Work to do:
All records must be quoted exactly. Omit the pictures.

Records:
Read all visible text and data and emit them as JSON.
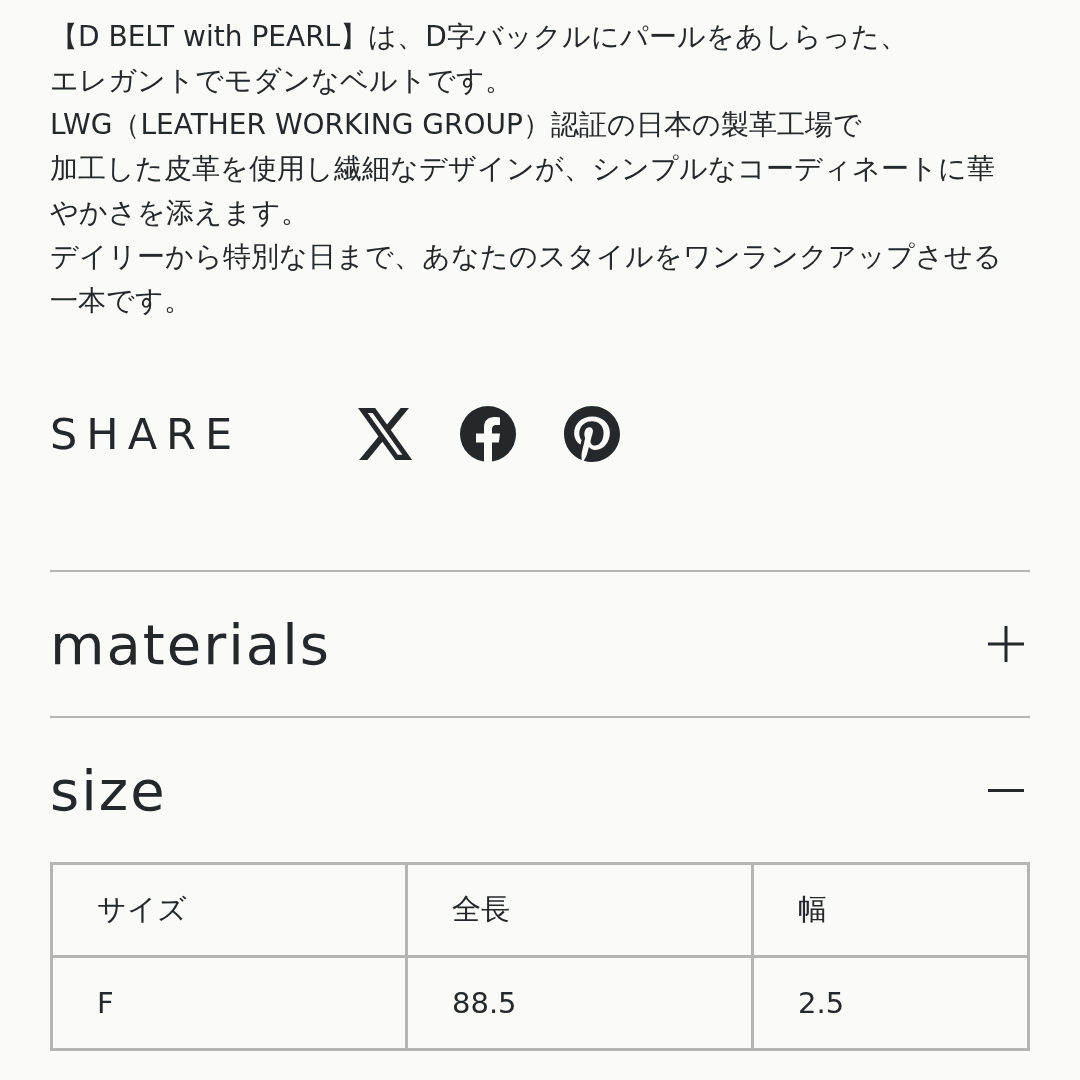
{
  "description": {
    "paragraphs": [
      {
        "lines": [
          "【D BELT with PEARL】は、D字バックルにパールをあしらった、",
          "エレガントでモダンなベルトです。"
        ]
      },
      {
        "lines": [
          "LWG（LEATHER WORKING GROUP）認証の日本の製革工場で",
          "加工した皮革を使用し繊細なデザインが、シンプルなコーディネートに華",
          "やかさを添えます。"
        ]
      },
      {
        "lines": [
          "デイリーから特別な日まで、あなたのスタイルをワンランクアップさせる",
          "一本です。"
        ]
      }
    ]
  },
  "share": {
    "label": "SHARE",
    "links": [
      {
        "kind": "x"
      },
      {
        "kind": "facebook"
      },
      {
        "kind": "pinterest"
      }
    ]
  },
  "sections": [
    {
      "title": "materials",
      "expanded": false
    },
    {
      "title": "size",
      "expanded": true,
      "table": {
        "columns": [
          "サイズ",
          "全長",
          "幅"
        ],
        "rows": [
          [
            "F",
            "88.5",
            "2.5"
          ]
        ]
      }
    }
  ]
}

Worked solution:
Read all visible text and data and emit them as JSON.
{
  "description": {
    "paragraphs": [
      {
        "lines": [
          "【D BELT with PEARL】は、D字バックルにパールをあしらった、",
          "エレガントでモダンなベルトです。"
        ]
      },
      {
        "lines": [
          "LWG（LEATHER WORKING GROUP）認証の日本の製革工場で",
          "加工した皮革を使用し繊細なデザインが、シンプルなコーディネートに華",
          "やかさを添えます。"
        ]
      },
      {
        "lines": [
          "デイリーから特別な日まで、あなたのスタイルをワンランクアップさせる",
          "一本です。"
        ]
      }
    ]
  },
  "share": {
    "label": "SHARE",
    "links": [
      {
        "kind": "x"
      },
      {
        "kind": "facebook"
      },
      {
        "kind": "pinterest"
      }
    ]
  },
  "sections": [
    {
      "title": "materials",
      "expanded": false
    },
    {
      "title": "size",
      "expanded": true,
      "table": {
        "columns": [
          "サイズ",
          "全長",
          "幅"
        ],
        "rows": [
          [
            "F",
            "88.5",
            "2.5"
          ]
        ]
      }
    }
  ]
}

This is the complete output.